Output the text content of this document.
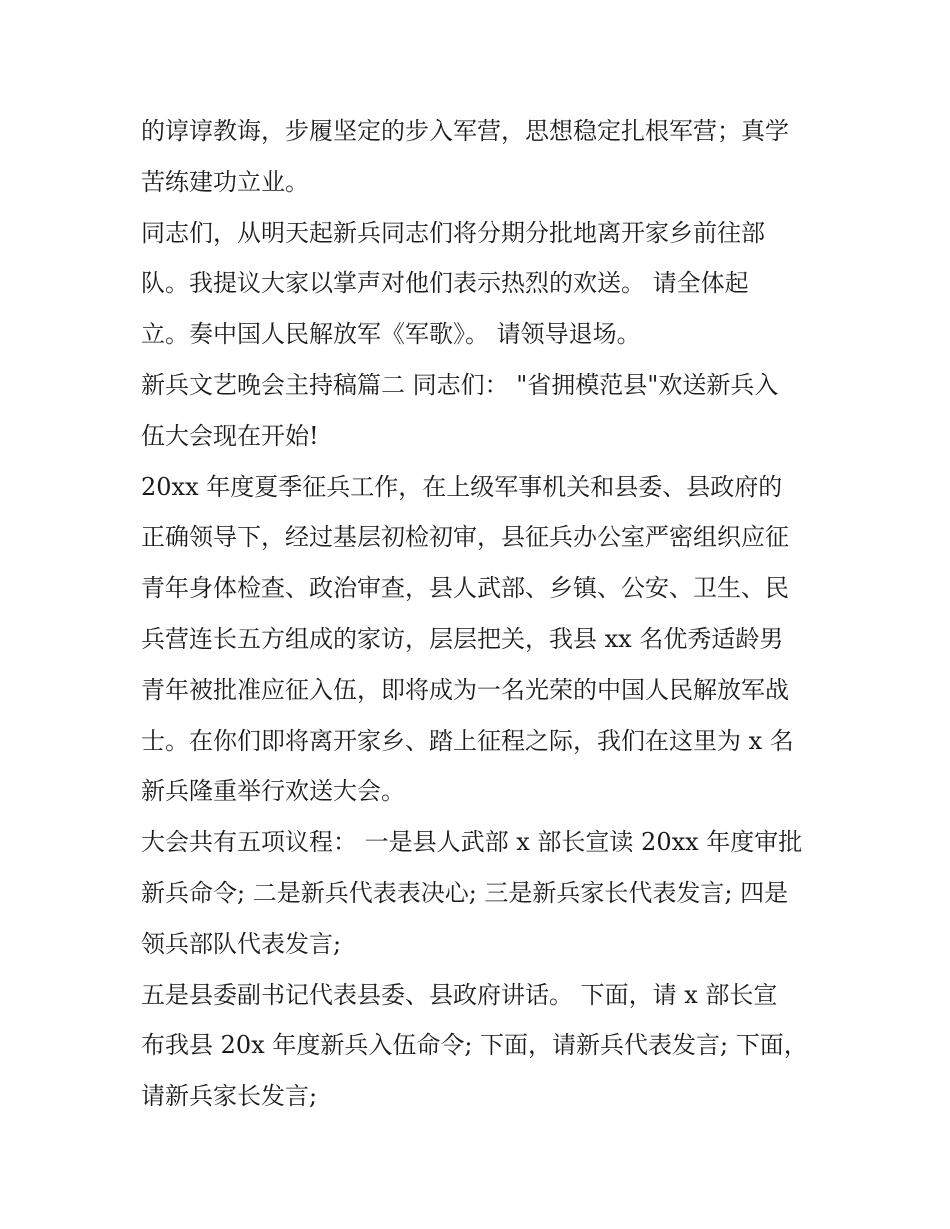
的谆谆教诲，步履坚定的步入军营，思想稳定扎根军营；真学
苦练建功立业。
同志们，从明天起新兵同志们将分期分批地离开家乡前往部
队。我提议大家以掌声对他们表示热烈的欢送。 请全体起
立。奏中国人民解放军《军歌》。 请领导退场。
新兵文艺晚会主持稿篇二 同志们： "省拥模范县"欢送新兵入
伍大会现在开始!
20xx 年度夏季征兵工作，在上级军事机关和县委、县政府的
正确领导下，经过基层初检初审，县征兵办公室严密组织应征
青年身体检查、政治审查，县人武部、乡镇、公安、卫生、民
兵营连长五方组成的家访，层层把关，我县 xx 名优秀适龄男
青年被批准应征入伍，即将成为一名光荣的中国人民解放军战
士。在你们即将离开家乡、踏上征程之际，我们在这里为 x 名
新兵隆重举行欢送大会。
大会共有五项议程： 一是县人武部 x 部长宣读 20xx 年度审批
新兵命令; 二是新兵代表表决心; 三是新兵家长代表发言; 四是
领兵部队代表发言;
五是县委副书记代表县委、县政府讲话。 下面，请 x 部长宣
布我县 20x 年度新兵入伍命令; 下面，请新兵代表发言; 下面，
请新兵家长发言;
+ + +
- _INSTRUCTIONS FOR THE TASK_:
Restate the full listing verbatim and drop every picture.

- _THE COMPLETED TASK_:
Output the text content of this document.
的谆谆教诲，步履坚定的步入军营，思想稳定扎根军营；真学
苦练建功立业。
同志们，从明天起新兵同志们将分期分批地离开家乡前往部
队。我提议大家以掌声对他们表示热烈的欢送。 请全体起
立。奏中国人民解放军《军歌》。 请领导退场。
新兵文艺晚会主持稿篇二 同志们： "省拥模范县"欢送新兵入
伍大会现在开始!
20xx 年度夏季征兵工作，在上级军事机关和县委、县政府的
正确领导下，经过基层初检初审，县征兵办公室严密组织应征
青年身体检查、政治审查，县人武部、乡镇、公安、卫生、民
兵营连长五方组成的家访，层层把关，我县 xx 名优秀适龄男
青年被批准应征入伍，即将成为一名光荣的中国人民解放军战
士。在你们即将离开家乡、踏上征程之际，我们在这里为 x 名
新兵隆重举行欢送大会。
大会共有五项议程： 一是县人武部 x 部长宣读 20xx 年度审批
新兵命令; 二是新兵代表表决心; 三是新兵家长代表发言; 四是
领兵部队代表发言;
五是县委副书记代表县委、县政府讲话。 下面，请 x 部长宣
布我县 20x 年度新兵入伍命令; 下面，请新兵代表发言; 下面，
请新兵家长发言;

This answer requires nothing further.